%%

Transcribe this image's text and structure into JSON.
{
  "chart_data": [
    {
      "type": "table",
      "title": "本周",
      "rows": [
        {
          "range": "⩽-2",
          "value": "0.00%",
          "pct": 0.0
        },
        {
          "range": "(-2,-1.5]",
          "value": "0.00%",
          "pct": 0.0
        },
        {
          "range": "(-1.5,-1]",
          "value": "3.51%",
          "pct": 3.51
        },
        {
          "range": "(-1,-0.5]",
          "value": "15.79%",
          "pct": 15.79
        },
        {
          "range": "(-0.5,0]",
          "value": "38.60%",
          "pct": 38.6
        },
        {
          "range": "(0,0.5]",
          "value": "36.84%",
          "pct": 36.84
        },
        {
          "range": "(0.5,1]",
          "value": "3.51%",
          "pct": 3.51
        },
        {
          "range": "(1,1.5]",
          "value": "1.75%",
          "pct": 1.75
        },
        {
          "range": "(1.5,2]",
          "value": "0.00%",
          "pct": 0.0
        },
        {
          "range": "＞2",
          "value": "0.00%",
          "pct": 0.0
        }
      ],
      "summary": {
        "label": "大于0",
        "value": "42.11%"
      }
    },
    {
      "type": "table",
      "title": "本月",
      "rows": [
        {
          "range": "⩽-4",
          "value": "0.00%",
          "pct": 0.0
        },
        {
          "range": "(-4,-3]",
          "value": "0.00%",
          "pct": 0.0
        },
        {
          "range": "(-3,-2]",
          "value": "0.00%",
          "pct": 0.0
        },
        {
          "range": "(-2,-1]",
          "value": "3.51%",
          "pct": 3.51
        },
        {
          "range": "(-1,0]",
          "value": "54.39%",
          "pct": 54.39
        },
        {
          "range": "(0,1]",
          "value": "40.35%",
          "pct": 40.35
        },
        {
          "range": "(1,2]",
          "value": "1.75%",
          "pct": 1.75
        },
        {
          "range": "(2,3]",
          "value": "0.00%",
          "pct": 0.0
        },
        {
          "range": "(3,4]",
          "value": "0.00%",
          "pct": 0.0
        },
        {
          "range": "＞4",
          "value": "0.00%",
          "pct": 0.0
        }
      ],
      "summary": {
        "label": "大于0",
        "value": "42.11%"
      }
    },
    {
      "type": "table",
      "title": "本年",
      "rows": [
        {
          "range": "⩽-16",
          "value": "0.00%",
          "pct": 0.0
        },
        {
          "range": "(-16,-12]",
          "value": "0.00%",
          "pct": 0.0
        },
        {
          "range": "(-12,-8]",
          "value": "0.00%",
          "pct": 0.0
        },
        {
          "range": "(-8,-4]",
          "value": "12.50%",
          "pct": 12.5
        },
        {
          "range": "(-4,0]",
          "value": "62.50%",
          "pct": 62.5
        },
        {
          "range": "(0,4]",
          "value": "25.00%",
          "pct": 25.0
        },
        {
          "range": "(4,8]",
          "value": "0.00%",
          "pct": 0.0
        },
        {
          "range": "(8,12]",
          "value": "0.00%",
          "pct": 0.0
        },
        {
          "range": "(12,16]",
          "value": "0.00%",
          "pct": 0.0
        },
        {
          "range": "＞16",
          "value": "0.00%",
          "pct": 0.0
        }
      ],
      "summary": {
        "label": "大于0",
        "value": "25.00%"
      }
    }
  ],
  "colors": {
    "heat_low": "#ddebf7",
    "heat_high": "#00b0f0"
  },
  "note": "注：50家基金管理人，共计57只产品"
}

%%

**Exercise task**
Repeat all the entries exactly as given.

**The completed task**
Transcribe this image's text and structure into JSON.
{
  "chart_data": [
    {
      "type": "table",
      "title": "本周",
      "rows": [
        {
          "range": "⩽-2",
          "value": "0.00%",
          "pct": 0.0
        },
        {
          "range": "(-2,-1.5]",
          "value": "0.00%",
          "pct": 0.0
        },
        {
          "range": "(-1.5,-1]",
          "value": "3.51%",
          "pct": 3.51
        },
        {
          "range": "(-1,-0.5]",
          "value": "15.79%",
          "pct": 15.79
        },
        {
          "range": "(-0.5,0]",
          "value": "38.60%",
          "pct": 38.6
        },
        {
          "range": "(0,0.5]",
          "value": "36.84%",
          "pct": 36.84
        },
        {
          "range": "(0.5,1]",
          "value": "3.51%",
          "pct": 3.51
        },
        {
          "range": "(1,1.5]",
          "value": "1.75%",
          "pct": 1.75
        },
        {
          "range": "(1.5,2]",
          "value": "0.00%",
          "pct": 0.0
        },
        {
          "range": "＞2",
          "value": "0.00%",
          "pct": 0.0
        }
      ],
      "summary": {
        "label": "大于0",
        "value": "42.11%"
      }
    },
    {
      "type": "table",
      "title": "本月",
      "rows": [
        {
          "range": "⩽-4",
          "value": "0.00%",
          "pct": 0.0
        },
        {
          "range": "(-4,-3]",
          "value": "0.00%",
          "pct": 0.0
        },
        {
          "range": "(-3,-2]",
          "value": "0.00%",
          "pct": 0.0
        },
        {
          "range": "(-2,-1]",
          "value": "3.51%",
          "pct": 3.51
        },
        {
          "range": "(-1,0]",
          "value": "54.39%",
          "pct": 54.39
        },
        {
          "range": "(0,1]",
          "value": "40.35%",
          "pct": 40.35
        },
        {
          "range": "(1,2]",
          "value": "1.75%",
          "pct": 1.75
        },
        {
          "range": "(2,3]",
          "value": "0.00%",
          "pct": 0.0
        },
        {
          "range": "(3,4]",
          "value": "0.00%",
          "pct": 0.0
        },
        {
          "range": "＞4",
          "value": "0.00%",
          "pct": 0.0
        }
      ],
      "summary": {
        "label": "大于0",
        "value": "42.11%"
      }
    },
    {
      "type": "table",
      "title": "本年",
      "rows": [
        {
          "range": "⩽-16",
          "value": "0.00%",
          "pct": 0.0
        },
        {
          "range": "(-16,-12]",
          "value": "0.00%",
          "pct": 0.0
        },
        {
          "range": "(-12,-8]",
          "value": "0.00%",
          "pct": 0.0
        },
        {
          "range": "(-8,-4]",
          "value": "12.50%",
          "pct": 12.5
        },
        {
          "range": "(-4,0]",
          "value": "62.50%",
          "pct": 62.5
        },
        {
          "range": "(0,4]",
          "value": "25.00%",
          "pct": 25.0
        },
        {
          "range": "(4,8]",
          "value": "0.00%",
          "pct": 0.0
        },
        {
          "range": "(8,12]",
          "value": "0.00%",
          "pct": 0.0
        },
        {
          "range": "(12,16]",
          "value": "0.00%",
          "pct": 0.0
        },
        {
          "range": "＞16",
          "value": "0.00%",
          "pct": 0.0
        }
      ],
      "summary": {
        "label": "大于0",
        "value": "25.00%"
      }
    }
  ],
  "colors": {
    "heat_low": "#ddebf7",
    "heat_high": "#00b0f0"
  },
  "note": "注：50家基金管理人，共计57只产品"
}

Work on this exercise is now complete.